> Task prompt: Copy every line with the string "crushing" in it.

* START Data supplied *

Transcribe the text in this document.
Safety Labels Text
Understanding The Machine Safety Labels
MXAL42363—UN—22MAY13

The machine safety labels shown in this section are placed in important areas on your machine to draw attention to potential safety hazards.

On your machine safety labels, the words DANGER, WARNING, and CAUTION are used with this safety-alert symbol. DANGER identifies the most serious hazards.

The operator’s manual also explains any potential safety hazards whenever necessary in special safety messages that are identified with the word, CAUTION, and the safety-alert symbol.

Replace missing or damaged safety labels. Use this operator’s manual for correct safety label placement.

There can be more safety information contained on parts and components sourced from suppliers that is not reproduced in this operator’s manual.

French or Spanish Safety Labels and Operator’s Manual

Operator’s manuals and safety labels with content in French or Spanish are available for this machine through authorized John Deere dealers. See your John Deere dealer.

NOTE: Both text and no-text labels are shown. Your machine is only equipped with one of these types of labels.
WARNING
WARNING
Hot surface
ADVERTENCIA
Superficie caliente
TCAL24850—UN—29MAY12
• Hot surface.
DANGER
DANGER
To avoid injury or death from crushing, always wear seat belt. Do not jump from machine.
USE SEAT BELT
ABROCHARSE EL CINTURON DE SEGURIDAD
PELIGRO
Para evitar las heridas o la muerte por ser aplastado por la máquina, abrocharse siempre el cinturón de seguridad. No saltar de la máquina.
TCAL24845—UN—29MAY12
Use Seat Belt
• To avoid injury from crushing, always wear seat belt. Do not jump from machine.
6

* END Data supplied *

> Complete response:
To avoid injury or death from crushing, always wear seat belt. Do not jump from machine.
• To avoid injury from crushing, always wear seat belt. Do not jump from machine.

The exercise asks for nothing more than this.